TASK DIRECTIONS
Without omitting anything, return the records precisely as given.
══════════════════════════════
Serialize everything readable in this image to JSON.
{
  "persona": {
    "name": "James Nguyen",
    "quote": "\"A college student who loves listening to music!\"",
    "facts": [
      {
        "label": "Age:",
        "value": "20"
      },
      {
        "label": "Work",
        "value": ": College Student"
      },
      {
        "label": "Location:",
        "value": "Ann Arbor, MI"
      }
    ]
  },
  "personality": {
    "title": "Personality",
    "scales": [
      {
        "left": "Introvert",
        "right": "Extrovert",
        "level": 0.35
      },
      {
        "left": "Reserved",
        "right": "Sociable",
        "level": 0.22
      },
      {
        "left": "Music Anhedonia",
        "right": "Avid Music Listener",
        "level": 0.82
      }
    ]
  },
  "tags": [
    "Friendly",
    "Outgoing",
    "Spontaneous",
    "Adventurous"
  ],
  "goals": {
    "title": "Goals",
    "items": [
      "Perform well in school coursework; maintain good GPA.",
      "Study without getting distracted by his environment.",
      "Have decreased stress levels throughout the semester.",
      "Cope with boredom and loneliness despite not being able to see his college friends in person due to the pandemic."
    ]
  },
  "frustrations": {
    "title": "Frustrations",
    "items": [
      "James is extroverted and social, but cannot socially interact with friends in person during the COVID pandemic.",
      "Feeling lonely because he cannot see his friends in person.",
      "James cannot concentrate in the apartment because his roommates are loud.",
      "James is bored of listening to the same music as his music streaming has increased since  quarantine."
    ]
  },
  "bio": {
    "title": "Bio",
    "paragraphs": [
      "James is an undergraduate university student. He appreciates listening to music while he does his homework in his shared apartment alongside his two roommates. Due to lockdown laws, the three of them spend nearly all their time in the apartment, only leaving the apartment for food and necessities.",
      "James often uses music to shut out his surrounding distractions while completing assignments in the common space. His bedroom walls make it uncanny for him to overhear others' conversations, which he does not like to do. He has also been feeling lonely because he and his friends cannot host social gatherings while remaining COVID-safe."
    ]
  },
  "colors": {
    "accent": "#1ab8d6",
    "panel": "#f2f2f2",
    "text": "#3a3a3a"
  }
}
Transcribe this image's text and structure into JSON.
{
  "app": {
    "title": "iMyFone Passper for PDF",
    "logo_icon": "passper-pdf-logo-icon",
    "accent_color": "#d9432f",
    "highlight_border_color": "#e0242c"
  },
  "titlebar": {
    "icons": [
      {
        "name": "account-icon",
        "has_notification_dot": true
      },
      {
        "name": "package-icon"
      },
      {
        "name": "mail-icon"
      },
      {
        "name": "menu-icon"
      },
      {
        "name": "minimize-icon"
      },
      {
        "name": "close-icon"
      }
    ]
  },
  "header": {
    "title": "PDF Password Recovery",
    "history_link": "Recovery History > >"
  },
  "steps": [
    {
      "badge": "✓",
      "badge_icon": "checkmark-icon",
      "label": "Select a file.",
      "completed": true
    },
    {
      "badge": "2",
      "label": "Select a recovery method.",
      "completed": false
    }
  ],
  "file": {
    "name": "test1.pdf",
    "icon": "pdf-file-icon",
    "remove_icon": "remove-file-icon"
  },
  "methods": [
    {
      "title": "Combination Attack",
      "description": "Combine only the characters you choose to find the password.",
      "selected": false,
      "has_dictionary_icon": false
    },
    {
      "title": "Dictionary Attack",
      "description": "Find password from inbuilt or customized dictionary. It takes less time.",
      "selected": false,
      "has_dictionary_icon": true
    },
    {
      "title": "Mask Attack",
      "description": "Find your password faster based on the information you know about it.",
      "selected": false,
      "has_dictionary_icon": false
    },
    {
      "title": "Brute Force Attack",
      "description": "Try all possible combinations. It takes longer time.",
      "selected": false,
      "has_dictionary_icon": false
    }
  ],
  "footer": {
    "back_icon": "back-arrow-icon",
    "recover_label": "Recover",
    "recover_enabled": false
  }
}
══════════════════════════════
TASK RESPONSE
Serialize everything readable in this image to JSON.
{
  "persona": {
    "name": "James Nguyen",
    "quote": "\"A college student who loves listening to music!\"",
    "facts": [
      {
        "label": "Age:",
        "value": "20"
      },
      {
        "label": "Work",
        "value": ": College Student"
      },
      {
        "label": "Location:",
        "value": "Ann Arbor, MI"
      }
    ]
  },
  "personality": {
    "title": "Personality",
    "scales": [
      {
        "left": "Introvert",
        "right": "Extrovert",
        "level": 0.35
      },
      {
        "left": "Reserved",
        "right": "Sociable",
        "level": 0.22
      },
      {
        "left": "Music Anhedonia",
        "right": "Avid Music Listener",
        "level": 0.82
      }
    ]
  },
  "tags": [
    "Friendly",
    "Outgoing",
    "Spontaneous",
    "Adventurous"
  ],
  "goals": {
    "title": "Goals",
    "items": [
      "Perform well in school coursework; maintain good GPA.",
      "Study without getting distracted by his environment.",
      "Have decreased stress levels throughout the semester.",
      "Cope with boredom and loneliness despite not being able to see his college friends in person due to the pandemic."
    ]
  },
  "frustrations": {
    "title": "Frustrations",
    "items": [
      "James is extroverted and social, but cannot socially interact with friends in person during the COVID pandemic.",
      "Feeling lonely because he cannot see his friends in person.",
      "James cannot concentrate in the apartment because his roommates are loud.",
      "James is bored of listening to the same music as his music streaming has increased since  quarantine."
    ]
  },
  "bio": {
    "title": "Bio",
    "paragraphs": [
      "James is an undergraduate university student. He appreciates listening to music while he does his homework in his shared apartment alongside his two roommates. Due to lockdown laws, the three of them spend nearly all their time in the apartment, only leaving the apartment for food and necessities.",
      "James often uses music to shut out his surrounding distractions while completing assignments in the common space. His bedroom walls make it uncanny for him to overhear others' conversations, which he does not like to do. He has also been feeling lonely because he and his friends cannot host social gatherings while remaining COVID-safe."
    ]
  },
  "colors": {
    "accent": "#1ab8d6",
    "panel": "#f2f2f2",
    "text": "#3a3a3a"
  }
}
Transcribe this image's text and structure into JSON.
{
  "app": {
    "title": "iMyFone Passper for PDF",
    "logo_icon": "passper-pdf-logo-icon",
    "accent_color": "#d9432f",
    "highlight_border_color": "#e0242c"
  },
  "titlebar": {
    "icons": [
      {
        "name": "account-icon",
        "has_notification_dot": true
      },
      {
        "name": "package-icon"
      },
      {
        "name": "mail-icon"
      },
      {
        "name": "menu-icon"
      },
      {
        "name": "minimize-icon"
      },
      {
        "name": "close-icon"
      }
    ]
  },
  "header": {
    "title": "PDF Password Recovery",
    "history_link": "Recovery History > >"
  },
  "steps": [
    {
      "badge": "✓",
      "badge_icon": "checkmark-icon",
      "label": "Select a file.",
      "completed": true
    },
    {
      "badge": "2",
      "label": "Select a recovery method.",
      "completed": false
    }
  ],
  "file": {
    "name": "test1.pdf",
    "icon": "pdf-file-icon",
    "remove_icon": "remove-file-icon"
  },
  "methods": [
    {
      "title": "Combination Attack",
      "description": "Combine only the characters you choose to find the password.",
      "selected": false,
      "has_dictionary_icon": false
    },
    {
      "title": "Dictionary Attack",
      "description": "Find password from inbuilt or customized dictionary. It takes less time.",
      "selected": false,
      "has_dictionary_icon": true
    },
    {
      "title": "Mask Attack",
      "description": "Find your password faster based on the information you know about it.",
      "selected": false,
      "has_dictionary_icon": false
    },
    {
      "title": "Brute Force Attack",
      "description": "Try all possible combinations. It takes longer time.",
      "selected": false,
      "has_dictionary_icon": false
    }
  ],
  "footer": {
    "back_icon": "back-arrow-icon",
    "recover_label": "Recover",
    "recover_enabled": false
  }
}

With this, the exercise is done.